- _AIM OF THE TASK_:
Report how many lines in the listing below include the word "Corporations". Write nothing besides the number.

- _INPUT FOR THIS TASK_:
____
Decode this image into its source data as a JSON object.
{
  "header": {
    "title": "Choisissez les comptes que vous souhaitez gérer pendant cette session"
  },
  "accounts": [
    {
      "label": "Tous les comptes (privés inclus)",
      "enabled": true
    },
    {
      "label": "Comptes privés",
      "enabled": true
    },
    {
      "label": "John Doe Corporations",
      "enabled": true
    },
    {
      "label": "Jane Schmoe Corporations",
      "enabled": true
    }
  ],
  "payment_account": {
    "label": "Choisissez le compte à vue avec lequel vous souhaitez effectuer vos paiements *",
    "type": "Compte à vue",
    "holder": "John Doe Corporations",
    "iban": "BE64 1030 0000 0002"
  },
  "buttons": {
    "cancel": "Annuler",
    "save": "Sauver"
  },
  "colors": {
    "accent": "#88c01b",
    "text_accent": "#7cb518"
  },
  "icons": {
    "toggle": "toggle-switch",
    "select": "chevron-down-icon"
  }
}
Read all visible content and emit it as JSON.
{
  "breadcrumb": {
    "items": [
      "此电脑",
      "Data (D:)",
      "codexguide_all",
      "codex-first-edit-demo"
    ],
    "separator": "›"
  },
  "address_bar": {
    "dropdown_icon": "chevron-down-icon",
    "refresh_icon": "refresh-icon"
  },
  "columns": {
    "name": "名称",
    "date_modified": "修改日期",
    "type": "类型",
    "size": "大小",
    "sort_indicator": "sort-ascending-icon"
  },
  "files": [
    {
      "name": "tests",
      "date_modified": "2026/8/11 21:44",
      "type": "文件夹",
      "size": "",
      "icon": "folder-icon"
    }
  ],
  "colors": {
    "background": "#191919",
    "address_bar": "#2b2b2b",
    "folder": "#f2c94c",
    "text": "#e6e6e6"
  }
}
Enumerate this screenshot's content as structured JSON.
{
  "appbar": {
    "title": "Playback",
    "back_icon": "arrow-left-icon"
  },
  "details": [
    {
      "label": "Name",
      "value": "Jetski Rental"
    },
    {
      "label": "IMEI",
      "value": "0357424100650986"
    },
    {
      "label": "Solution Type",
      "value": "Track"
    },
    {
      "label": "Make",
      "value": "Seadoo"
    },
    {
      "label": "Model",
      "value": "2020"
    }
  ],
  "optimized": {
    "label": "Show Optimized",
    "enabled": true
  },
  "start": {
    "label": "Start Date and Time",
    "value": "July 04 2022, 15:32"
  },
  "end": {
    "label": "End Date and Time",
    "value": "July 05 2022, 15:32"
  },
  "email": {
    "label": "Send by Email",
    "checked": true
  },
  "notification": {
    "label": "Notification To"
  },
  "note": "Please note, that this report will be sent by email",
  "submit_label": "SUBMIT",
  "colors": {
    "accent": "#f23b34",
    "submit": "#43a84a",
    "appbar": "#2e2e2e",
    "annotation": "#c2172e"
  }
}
____
- _REPLY_:
3